• Problem to solve:
Extract the complete listing and repeat it word for word.

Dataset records
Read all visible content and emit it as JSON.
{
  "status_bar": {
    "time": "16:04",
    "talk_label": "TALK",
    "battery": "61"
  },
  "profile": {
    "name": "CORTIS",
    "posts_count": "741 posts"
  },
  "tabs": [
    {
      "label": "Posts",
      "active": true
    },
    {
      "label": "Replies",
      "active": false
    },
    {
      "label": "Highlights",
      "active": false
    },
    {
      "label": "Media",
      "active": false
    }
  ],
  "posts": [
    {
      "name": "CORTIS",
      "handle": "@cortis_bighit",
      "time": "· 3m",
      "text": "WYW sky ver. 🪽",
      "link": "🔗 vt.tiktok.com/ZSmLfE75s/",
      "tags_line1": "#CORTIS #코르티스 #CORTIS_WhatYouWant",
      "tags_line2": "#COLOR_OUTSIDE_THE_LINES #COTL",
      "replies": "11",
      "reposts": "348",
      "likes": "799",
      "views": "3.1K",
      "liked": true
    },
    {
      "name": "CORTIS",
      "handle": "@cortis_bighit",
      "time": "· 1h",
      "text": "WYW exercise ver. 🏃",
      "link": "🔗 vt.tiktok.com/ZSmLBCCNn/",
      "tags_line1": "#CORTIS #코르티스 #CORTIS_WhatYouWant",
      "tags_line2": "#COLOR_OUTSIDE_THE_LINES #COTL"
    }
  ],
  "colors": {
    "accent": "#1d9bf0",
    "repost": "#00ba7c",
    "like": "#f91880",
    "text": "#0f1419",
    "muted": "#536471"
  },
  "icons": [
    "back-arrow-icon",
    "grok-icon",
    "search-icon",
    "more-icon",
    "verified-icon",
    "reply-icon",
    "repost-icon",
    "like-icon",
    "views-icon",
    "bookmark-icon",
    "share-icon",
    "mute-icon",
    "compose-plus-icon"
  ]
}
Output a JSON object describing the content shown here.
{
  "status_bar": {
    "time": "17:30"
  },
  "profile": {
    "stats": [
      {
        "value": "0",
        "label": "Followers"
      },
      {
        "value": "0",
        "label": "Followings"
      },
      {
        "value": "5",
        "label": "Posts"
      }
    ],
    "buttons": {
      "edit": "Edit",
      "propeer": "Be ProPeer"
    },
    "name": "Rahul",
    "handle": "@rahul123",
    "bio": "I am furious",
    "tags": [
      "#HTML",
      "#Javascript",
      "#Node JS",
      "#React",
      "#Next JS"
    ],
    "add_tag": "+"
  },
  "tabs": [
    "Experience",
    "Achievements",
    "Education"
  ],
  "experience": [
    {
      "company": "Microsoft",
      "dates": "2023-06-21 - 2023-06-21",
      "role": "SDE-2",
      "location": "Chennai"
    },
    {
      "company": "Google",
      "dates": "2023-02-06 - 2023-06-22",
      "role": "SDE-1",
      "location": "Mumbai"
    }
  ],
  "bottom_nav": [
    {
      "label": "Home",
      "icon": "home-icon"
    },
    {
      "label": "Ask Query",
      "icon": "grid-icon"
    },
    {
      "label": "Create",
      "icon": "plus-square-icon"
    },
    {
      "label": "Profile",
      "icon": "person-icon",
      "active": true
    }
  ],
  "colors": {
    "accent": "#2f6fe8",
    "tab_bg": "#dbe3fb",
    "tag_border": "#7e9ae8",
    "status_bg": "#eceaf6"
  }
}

• Finished exercise:
Read all visible content and emit it as JSON.
{
  "status_bar": {
    "time": "16:04",
    "talk_label": "TALK",
    "battery": "61"
  },
  "profile": {
    "name": "CORTIS",
    "posts_count": "741 posts"
  },
  "tabs": [
    {
      "label": "Posts",
      "active": true
    },
    {
      "label": "Replies",
      "active": false
    },
    {
      "label": "Highlights",
      "active": false
    },
    {
      "label": "Media",
      "active": false
    }
  ],
  "posts": [
    {
      "name": "CORTIS",
      "handle": "@cortis_bighit",
      "time": "· 3m",
      "text": "WYW sky ver. 🪽",
      "link": "🔗 vt.tiktok.com/ZSmLfE75s/",
      "tags_line1": "#CORTIS #코르티스 #CORTIS_WhatYouWant",
      "tags_line2": "#COLOR_OUTSIDE_THE_LINES #COTL",
      "replies": "11",
      "reposts": "348",
      "likes": "799",
      "views": "3.1K",
      "liked": true
    },
    {
      "name": "CORTIS",
      "handle": "@cortis_bighit",
      "time": "· 1h",
      "text": "WYW exercise ver. 🏃",
      "link": "🔗 vt.tiktok.com/ZSmLBCCNn/",
      "tags_line1": "#CORTIS #코르티스 #CORTIS_WhatYouWant",
      "tags_line2": "#COLOR_OUTSIDE_THE_LINES #COTL"
    }
  ],
  "colors": {
    "accent": "#1d9bf0",
    "repost": "#00ba7c",
    "like": "#f91880",
    "text": "#0f1419",
    "muted": "#536471"
  },
  "icons": [
    "back-arrow-icon",
    "grok-icon",
    "search-icon",
    "more-icon",
    "verified-icon",
    "reply-icon",
    "repost-icon",
    "like-icon",
    "views-icon",
    "bookmark-icon",
    "share-icon",
    "mute-icon",
    "compose-plus-icon"
  ]
}
Output a JSON object describing the content shown here.
{
  "status_bar": {
    "time": "17:30"
  },
  "profile": {
    "stats": [
      {
        "value": "0",
        "label": "Followers"
      },
      {
        "value": "0",
        "label": "Followings"
      },
      {
        "value": "5",
        "label": "Posts"
      }
    ],
    "buttons": {
      "edit": "Edit",
      "propeer": "Be ProPeer"
    },
    "name": "Rahul",
    "handle": "@rahul123",
    "bio": "I am furious",
    "tags": [
      "#HTML",
      "#Javascript",
      "#Node JS",
      "#React",
      "#Next JS"
    ],
    "add_tag": "+"
  },
  "tabs": [
    "Experience",
    "Achievements",
    "Education"
  ],
  "experience": [
    {
      "company": "Microsoft",
      "dates": "2023-06-21 - 2023-06-21",
      "role": "SDE-2",
      "location": "Chennai"
    },
    {
      "company": "Google",
      "dates": "2023-02-06 - 2023-06-22",
      "role": "SDE-1",
      "location": "Mumbai"
    }
  ],
  "bottom_nav": [
    {
      "label": "Home",
      "icon": "home-icon"
    },
    {
      "label": "Ask Query",
      "icon": "grid-icon"
    },
    {
      "label": "Create",
      "icon": "plus-square-icon"
    },
    {
      "label": "Profile",
      "icon": "person-icon",
      "active": true
    }
  ],
  "colors": {
    "accent": "#2f6fe8",
    "tab_bg": "#dbe3fb",
    "tag_border": "#7e9ae8",
    "status_bg": "#eceaf6"
  }
}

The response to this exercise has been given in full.